#### [Task objective]
Look through the records below, and copy out every line that holds the string "name".

------ Exercise materials

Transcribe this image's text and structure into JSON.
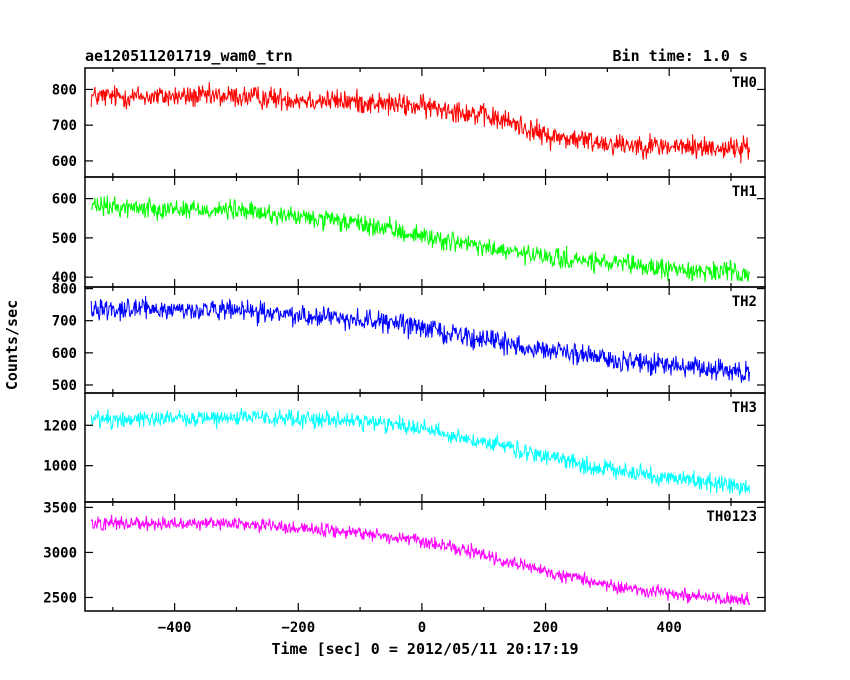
{
  "chart_data": {
    "type": "line",
    "title_left": "ae120511201719_wam0_trn",
    "title_right": "Bin time: 1.0 s",
    "xlabel": "Time [sec] 0 = 2012/05/11 20:17:19",
    "ylabel": "Counts/sec",
    "xlim": [
      -545,
      555
    ],
    "x_range": [
      -535,
      530
    ],
    "x_ticks": [
      -400,
      -200,
      0,
      200,
      400
    ],
    "x_tick_labels": [
      "−400",
      "−200",
      "0",
      "200",
      "400"
    ],
    "grid": false,
    "panels": [
      {
        "name": "TH0",
        "color": "#ff0000",
        "ylim": [
          555,
          860
        ],
        "y_ticks": [
          600,
          700,
          800
        ],
        "y_tick_labels": [
          "600",
          "700",
          "800"
        ],
        "trend_x": [
          -535,
          -300,
          -100,
          50,
          150,
          200,
          300,
          400,
          530
        ],
        "trend_y": [
          780,
          780,
          765,
          745,
          705,
          670,
          650,
          640,
          635
        ],
        "noise": 28
      },
      {
        "name": "TH1",
        "color": "#00ff00",
        "ylim": [
          375,
          655
        ],
        "y_ticks": [
          400,
          500,
          600
        ],
        "y_tick_labels": [
          "400",
          "500",
          "600"
        ],
        "trend_x": [
          -535,
          -300,
          -100,
          0,
          100,
          200,
          300,
          400,
          530
        ],
        "trend_y": [
          580,
          570,
          535,
          505,
          475,
          450,
          435,
          420,
          410
        ],
        "noise": 22
      },
      {
        "name": "TH2",
        "color": "#0000ff",
        "ylim": [
          475,
          805
        ],
        "y_ticks": [
          500,
          600,
          700,
          800
        ],
        "y_tick_labels": [
          "500",
          "600",
          "700",
          "800"
        ],
        "trend_x": [
          -535,
          -300,
          -100,
          0,
          100,
          200,
          300,
          400,
          530
        ],
        "trend_y": [
          740,
          730,
          705,
          680,
          640,
          610,
          580,
          560,
          535
        ],
        "noise": 28
      },
      {
        "name": "TH3",
        "color": "#00ffff",
        "ylim": [
          820,
          1360
        ],
        "y_ticks": [
          1000,
          1200
        ],
        "y_tick_labels": [
          "1000",
          "1200"
        ],
        "trend_x": [
          -535,
          -300,
          -100,
          0,
          50,
          150,
          250,
          350,
          450,
          530
        ],
        "trend_y": [
          1230,
          1240,
          1220,
          1190,
          1150,
          1080,
          1010,
          960,
          920,
          890
        ],
        "noise": 38
      },
      {
        "name": "TH0123",
        "color": "#ff00ff",
        "ylim": [
          2350,
          3560
        ],
        "y_ticks": [
          2500,
          3000,
          3500
        ],
        "y_tick_labels": [
          "2500",
          "3000",
          "3500"
        ],
        "trend_x": [
          -535,
          -300,
          -100,
          0,
          100,
          200,
          300,
          400,
          530
        ],
        "trend_y": [
          3330,
          3320,
          3220,
          3120,
          2970,
          2780,
          2640,
          2540,
          2460
        ],
        "noise": 65
      }
    ]
  }
}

------------

#### [Solved exercise]
        "name": "TH0",
        "name": "TH1",
        "name": "TH2",
        "name": "TH3",
        "name": "TH0123",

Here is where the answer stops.